*BRIEF*. A faithful transcription of all the data is required.

Begin TASK INPUTS

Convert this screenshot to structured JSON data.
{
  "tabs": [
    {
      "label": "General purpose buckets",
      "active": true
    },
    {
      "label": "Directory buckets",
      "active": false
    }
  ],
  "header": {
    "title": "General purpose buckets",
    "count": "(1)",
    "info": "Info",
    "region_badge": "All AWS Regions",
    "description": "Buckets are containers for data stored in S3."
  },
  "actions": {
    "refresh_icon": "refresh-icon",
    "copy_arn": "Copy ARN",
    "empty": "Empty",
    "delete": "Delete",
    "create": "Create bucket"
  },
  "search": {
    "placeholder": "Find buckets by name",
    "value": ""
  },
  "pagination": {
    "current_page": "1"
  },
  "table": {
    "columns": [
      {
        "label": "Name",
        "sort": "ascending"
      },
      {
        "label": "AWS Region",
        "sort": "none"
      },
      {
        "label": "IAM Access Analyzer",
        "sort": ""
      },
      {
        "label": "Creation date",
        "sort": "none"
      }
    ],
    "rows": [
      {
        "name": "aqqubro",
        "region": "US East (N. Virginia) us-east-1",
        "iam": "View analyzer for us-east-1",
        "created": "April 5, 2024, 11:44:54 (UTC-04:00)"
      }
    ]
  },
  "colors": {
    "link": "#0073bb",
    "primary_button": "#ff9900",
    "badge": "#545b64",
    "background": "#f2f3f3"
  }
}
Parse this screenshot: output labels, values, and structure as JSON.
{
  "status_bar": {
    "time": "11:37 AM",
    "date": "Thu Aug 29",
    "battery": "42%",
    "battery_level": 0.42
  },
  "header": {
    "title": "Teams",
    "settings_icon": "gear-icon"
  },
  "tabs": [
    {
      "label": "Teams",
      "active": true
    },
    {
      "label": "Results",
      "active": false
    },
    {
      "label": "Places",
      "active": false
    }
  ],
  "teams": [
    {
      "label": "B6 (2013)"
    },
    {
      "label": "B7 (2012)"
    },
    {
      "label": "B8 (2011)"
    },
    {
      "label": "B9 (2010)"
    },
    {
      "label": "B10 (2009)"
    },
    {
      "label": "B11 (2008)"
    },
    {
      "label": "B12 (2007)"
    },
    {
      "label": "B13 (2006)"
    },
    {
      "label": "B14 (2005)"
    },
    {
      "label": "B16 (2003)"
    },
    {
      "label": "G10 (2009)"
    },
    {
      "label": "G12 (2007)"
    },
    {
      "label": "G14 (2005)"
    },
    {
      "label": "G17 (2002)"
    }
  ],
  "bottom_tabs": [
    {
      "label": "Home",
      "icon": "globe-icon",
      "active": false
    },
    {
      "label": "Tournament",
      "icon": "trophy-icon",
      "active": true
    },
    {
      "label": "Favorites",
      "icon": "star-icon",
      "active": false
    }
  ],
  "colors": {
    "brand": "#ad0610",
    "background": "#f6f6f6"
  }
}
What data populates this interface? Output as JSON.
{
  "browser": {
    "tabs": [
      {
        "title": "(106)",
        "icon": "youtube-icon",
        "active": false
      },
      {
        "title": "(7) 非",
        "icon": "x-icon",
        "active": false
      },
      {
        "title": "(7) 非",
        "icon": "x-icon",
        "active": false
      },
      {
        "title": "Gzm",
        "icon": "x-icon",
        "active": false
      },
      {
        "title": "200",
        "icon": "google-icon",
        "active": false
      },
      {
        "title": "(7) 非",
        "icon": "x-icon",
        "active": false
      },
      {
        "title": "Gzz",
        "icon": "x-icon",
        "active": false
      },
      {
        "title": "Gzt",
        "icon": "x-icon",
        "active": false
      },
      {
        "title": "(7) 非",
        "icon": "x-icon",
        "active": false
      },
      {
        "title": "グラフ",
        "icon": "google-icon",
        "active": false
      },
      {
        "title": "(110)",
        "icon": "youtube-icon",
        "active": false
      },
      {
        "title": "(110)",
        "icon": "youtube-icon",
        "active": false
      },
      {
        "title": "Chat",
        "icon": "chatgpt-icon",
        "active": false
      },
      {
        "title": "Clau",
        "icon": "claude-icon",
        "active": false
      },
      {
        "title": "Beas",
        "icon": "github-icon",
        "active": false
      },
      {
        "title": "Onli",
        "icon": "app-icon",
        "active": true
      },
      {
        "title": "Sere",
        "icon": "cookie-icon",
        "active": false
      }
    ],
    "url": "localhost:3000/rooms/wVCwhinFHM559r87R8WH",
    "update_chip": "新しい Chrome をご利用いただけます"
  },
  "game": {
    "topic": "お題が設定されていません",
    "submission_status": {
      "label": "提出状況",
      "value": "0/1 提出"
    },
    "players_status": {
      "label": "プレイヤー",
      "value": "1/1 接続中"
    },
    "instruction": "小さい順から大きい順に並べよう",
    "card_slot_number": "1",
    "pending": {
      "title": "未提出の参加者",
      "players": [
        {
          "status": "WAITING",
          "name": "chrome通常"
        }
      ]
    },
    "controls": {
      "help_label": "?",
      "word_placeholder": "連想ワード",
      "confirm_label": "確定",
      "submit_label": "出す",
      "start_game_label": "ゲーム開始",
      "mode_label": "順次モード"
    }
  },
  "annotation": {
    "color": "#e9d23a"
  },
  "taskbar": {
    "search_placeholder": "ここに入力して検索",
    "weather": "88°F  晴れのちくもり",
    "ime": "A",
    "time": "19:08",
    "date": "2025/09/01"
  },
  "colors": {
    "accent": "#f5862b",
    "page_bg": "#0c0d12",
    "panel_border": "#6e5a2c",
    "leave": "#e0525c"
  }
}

End TASK INPUTS

*SOLVED EXERCISE*.
Convert this screenshot to structured JSON data.
{
  "tabs": [
    {
      "label": "General purpose buckets",
      "active": true
    },
    {
      "label": "Directory buckets",
      "active": false
    }
  ],
  "header": {
    "title": "General purpose buckets",
    "count": "(1)",
    "info": "Info",
    "region_badge": "All AWS Regions",
    "description": "Buckets are containers for data stored in S3."
  },
  "actions": {
    "refresh_icon": "refresh-icon",
    "copy_arn": "Copy ARN",
    "empty": "Empty",
    "delete": "Delete",
    "create": "Create bucket"
  },
  "search": {
    "placeholder": "Find buckets by name",
    "value": ""
  },
  "pagination": {
    "current_page": "1"
  },
  "table": {
    "columns": [
      {
        "label": "Name",
        "sort": "ascending"
      },
      {
        "label": "AWS Region",
        "sort": "none"
      },
      {
        "label": "IAM Access Analyzer",
        "sort": ""
      },
      {
        "label": "Creation date",
        "sort": "none"
      }
    ],
    "rows": [
      {
        "name": "aqqubro",
        "region": "US East (N. Virginia) us-east-1",
        "iam": "View analyzer for us-east-1",
        "created": "April 5, 2024, 11:44:54 (UTC-04:00)"
      }
    ]
  },
  "colors": {
    "link": "#0073bb",
    "primary_button": "#ff9900",
    "badge": "#545b64",
    "background": "#f2f3f3"
  }
}
Parse this screenshot: output labels, values, and structure as JSON.
{
  "status_bar": {
    "time": "11:37 AM",
    "date": "Thu Aug 29",
    "battery": "42%",
    "battery_level": 0.42
  },
  "header": {
    "title": "Teams",
    "settings_icon": "gear-icon"
  },
  "tabs": [
    {
      "label": "Teams",
      "active": true
    },
    {
      "label": "Results",
      "active": false
    },
    {
      "label": "Places",
      "active": false
    }
  ],
  "teams": [
    {
      "label": "B6 (2013)"
    },
    {
      "label": "B7 (2012)"
    },
    {
      "label": "B8 (2011)"
    },
    {
      "label": "B9 (2010)"
    },
    {
      "label": "B10 (2009)"
    },
    {
      "label": "B11 (2008)"
    },
    {
      "label": "B12 (2007)"
    },
    {
      "label": "B13 (2006)"
    },
    {
      "label": "B14 (2005)"
    },
    {
      "label": "B16 (2003)"
    },
    {
      "label": "G10 (2009)"
    },
    {
      "label": "G12 (2007)"
    },
    {
      "label": "G14 (2005)"
    },
    {
      "label": "G17 (2002)"
    }
  ],
  "bottom_tabs": [
    {
      "label": "Home",
      "icon": "globe-icon",
      "active": false
    },
    {
      "label": "Tournament",
      "icon": "trophy-icon",
      "active": true
    },
    {
      "label": "Favorites",
      "icon": "star-icon",
      "active": false
    }
  ],
  "colors": {
    "brand": "#ad0610",
    "background": "#f6f6f6"
  }
}
What data populates this interface? Output as JSON.
{
  "browser": {
    "tabs": [
      {
        "title": "(106)",
        "icon": "youtube-icon",
        "active": false
      },
      {
        "title": "(7) 非",
        "icon": "x-icon",
        "active": false
      },
      {
        "title": "(7) 非",
        "icon": "x-icon",
        "active": false
      },
      {
        "title": "Gzm",
        "icon": "x-icon",
        "active": false
      },
      {
        "title": "200",
        "icon": "google-icon",
        "active": false
      },
      {
        "title": "(7) 非",
        "icon": "x-icon",
        "active": false
      },
      {
        "title": "Gzz",
        "icon": "x-icon",
        "active": false
      },
      {
        "title": "Gzt",
        "icon": "x-icon",
        "active": false
      },
      {
        "title": "(7) 非",
        "icon": "x-icon",
        "active": false
      },
      {
        "title": "グラフ",
        "icon": "google-icon",
        "active": false
      },
      {
        "title": "(110)",
        "icon": "youtube-icon",
        "active": false
      },
      {
        "title": "(110)",
        "icon": "youtube-icon",
        "active": false
      },
      {
        "title": "Chat",
        "icon": "chatgpt-icon",
        "active": false
      },
      {
        "title": "Clau",
        "icon": "claude-icon",
        "active": false
      },
      {
        "title": "Beas",
        "icon": "github-icon",
        "active": false
      },
      {
        "title": "Onli",
        "icon": "app-icon",
        "active": true
      },
      {
        "title": "Sere",
        "icon": "cookie-icon",
        "active": false
      }
    ],
    "url": "localhost:3000/rooms/wVCwhinFHM559r87R8WH",
    "update_chip": "新しい Chrome をご利用いただけます"
  },
  "game": {
    "topic": "お題が設定されていません",
    "submission_status": {
      "label": "提出状況",
      "value": "0/1 提出"
    },
    "players_status": {
      "label": "プレイヤー",
      "value": "1/1 接続中"
    },
    "instruction": "小さい順から大きい順に並べよう",
    "card_slot_number": "1",
    "pending": {
      "title": "未提出の参加者",
      "players": [
        {
          "status": "WAITING",
          "name": "chrome通常"
        }
      ]
    },
    "controls": {
      "help_label": "?",
      "word_placeholder": "連想ワード",
      "confirm_label": "確定",
      "submit_label": "出す",
      "start_game_label": "ゲーム開始",
      "mode_label": "順次モード"
    }
  },
  "annotation": {
    "color": "#e9d23a"
  },
  "taskbar": {
    "search_placeholder": "ここに入力して検索",
    "weather": "88°F  晴れのちくもり",
    "ime": "A",
    "time": "19:08",
    "date": "2025/09/01"
  },
  "colors": {
    "accent": "#f5862b",
    "page_bg": "#0c0d12",
    "panel_border": "#6e5a2c",
    "leave": "#e0525c"
  }
}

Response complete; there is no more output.